§ **Records excerpted from a collection**
★ ★ ★

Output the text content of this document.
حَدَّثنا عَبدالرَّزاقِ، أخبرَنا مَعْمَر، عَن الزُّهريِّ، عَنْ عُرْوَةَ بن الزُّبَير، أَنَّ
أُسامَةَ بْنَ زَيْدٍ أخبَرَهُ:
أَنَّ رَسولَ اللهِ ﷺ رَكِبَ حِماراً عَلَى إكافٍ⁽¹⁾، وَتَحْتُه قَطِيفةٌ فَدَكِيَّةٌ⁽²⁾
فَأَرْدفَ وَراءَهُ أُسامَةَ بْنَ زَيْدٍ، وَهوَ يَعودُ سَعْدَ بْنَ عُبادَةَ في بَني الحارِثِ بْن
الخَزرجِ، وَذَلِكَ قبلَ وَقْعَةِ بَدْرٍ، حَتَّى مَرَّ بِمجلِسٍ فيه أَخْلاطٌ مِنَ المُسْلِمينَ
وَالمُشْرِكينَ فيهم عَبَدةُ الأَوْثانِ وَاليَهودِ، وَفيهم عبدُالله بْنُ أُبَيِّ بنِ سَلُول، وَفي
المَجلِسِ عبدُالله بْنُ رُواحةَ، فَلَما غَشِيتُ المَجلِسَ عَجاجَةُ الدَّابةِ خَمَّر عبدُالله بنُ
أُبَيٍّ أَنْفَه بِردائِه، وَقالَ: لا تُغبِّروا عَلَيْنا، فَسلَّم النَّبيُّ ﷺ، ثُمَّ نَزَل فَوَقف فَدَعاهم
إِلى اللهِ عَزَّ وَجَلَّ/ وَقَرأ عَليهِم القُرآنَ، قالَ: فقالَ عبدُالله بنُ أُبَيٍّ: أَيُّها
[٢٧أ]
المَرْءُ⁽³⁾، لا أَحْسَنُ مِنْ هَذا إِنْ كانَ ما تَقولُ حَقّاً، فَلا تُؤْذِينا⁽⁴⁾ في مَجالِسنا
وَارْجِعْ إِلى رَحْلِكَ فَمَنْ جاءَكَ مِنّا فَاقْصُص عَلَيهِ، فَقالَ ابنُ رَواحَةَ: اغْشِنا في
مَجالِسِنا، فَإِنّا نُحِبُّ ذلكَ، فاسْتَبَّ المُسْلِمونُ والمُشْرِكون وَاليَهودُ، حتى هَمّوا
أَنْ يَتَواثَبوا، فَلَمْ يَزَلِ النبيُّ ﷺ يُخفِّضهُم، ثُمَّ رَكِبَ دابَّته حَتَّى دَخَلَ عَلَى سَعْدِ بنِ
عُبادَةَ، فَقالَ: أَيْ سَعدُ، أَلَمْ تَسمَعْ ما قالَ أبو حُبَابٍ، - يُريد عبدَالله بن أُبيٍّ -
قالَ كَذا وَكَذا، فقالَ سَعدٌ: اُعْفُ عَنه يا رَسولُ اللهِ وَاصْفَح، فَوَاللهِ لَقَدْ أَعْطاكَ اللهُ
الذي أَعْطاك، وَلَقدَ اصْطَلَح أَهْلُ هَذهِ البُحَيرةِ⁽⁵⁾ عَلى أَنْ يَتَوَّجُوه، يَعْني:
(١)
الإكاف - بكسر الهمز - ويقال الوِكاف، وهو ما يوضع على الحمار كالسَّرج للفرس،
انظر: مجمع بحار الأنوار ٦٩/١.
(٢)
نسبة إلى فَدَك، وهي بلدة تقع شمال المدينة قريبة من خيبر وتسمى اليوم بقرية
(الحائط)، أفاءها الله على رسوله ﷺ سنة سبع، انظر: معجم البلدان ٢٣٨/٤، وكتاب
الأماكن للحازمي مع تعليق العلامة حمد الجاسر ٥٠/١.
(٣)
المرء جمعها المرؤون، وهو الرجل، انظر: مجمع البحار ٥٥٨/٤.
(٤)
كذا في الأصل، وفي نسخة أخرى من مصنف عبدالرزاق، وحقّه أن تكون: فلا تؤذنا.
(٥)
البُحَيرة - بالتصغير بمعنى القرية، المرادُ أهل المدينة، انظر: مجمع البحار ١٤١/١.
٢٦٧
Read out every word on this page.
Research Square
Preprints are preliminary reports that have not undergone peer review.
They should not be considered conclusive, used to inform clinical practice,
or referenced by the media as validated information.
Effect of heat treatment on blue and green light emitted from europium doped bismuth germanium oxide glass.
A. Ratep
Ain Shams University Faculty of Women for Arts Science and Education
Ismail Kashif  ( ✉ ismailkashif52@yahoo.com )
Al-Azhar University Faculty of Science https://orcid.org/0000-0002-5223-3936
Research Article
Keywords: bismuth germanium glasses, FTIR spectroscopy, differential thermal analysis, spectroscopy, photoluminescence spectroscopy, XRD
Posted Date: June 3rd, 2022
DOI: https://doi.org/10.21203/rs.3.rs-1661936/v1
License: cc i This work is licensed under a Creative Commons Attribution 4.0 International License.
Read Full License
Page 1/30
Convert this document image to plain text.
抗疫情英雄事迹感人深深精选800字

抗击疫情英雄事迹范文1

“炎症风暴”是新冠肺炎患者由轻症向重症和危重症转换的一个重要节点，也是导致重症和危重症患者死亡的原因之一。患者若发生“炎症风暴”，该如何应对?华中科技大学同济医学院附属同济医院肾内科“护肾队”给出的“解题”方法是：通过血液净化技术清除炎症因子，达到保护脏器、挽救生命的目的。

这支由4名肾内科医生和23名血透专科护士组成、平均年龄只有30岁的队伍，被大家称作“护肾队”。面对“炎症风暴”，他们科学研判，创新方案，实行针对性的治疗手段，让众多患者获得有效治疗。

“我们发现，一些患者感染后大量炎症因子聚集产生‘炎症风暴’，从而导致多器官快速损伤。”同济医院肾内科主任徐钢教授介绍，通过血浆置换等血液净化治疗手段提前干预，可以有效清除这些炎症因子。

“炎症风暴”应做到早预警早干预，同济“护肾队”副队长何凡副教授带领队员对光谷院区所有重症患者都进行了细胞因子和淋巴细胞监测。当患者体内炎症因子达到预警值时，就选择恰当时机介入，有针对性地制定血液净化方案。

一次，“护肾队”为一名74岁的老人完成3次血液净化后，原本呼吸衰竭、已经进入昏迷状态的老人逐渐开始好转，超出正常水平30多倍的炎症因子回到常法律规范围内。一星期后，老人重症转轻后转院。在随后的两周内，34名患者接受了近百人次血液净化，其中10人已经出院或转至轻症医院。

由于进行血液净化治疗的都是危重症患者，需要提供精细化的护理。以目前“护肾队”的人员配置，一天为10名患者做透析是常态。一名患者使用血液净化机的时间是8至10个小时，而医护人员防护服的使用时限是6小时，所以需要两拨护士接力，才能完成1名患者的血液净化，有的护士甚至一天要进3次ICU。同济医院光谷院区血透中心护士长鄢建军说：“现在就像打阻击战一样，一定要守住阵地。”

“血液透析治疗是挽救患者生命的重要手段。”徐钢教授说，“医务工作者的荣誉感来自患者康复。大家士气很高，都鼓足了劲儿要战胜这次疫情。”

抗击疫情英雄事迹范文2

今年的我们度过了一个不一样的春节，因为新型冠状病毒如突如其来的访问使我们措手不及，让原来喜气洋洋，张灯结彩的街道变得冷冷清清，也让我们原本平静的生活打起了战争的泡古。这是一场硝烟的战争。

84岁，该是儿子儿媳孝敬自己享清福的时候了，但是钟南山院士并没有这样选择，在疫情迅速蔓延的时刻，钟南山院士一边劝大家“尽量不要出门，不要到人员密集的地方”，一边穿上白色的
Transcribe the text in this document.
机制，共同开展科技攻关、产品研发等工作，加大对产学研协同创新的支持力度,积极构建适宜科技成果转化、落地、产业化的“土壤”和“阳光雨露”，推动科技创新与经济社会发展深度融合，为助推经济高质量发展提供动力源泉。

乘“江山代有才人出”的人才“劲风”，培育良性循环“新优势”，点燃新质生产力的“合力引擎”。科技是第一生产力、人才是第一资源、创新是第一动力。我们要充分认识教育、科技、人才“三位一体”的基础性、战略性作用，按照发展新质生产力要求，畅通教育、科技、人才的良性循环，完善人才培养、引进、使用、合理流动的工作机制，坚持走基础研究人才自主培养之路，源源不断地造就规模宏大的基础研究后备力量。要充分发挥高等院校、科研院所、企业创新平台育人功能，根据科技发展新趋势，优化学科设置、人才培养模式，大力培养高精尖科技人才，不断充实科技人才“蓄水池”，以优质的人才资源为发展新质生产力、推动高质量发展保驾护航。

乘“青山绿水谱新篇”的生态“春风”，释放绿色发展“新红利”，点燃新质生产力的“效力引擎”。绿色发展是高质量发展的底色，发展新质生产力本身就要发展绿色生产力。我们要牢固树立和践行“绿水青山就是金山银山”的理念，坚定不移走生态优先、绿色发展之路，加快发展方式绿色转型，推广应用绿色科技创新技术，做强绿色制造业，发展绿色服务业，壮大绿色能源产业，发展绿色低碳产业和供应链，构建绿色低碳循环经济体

★ ★ ★

§ **The problem**
Gather all lines with the string "المدينة" from the data.

§ **Final answer**
نسبة إلى فَدَك، وهي بلدة تقع شمال المدينة قريبة من خيبر وتسمى اليوم بقرية
البُحَيرة - بالتصغير بمعنى القرية، المرادُ أهل المدينة، انظر: مجمع البحار ١٤١/١.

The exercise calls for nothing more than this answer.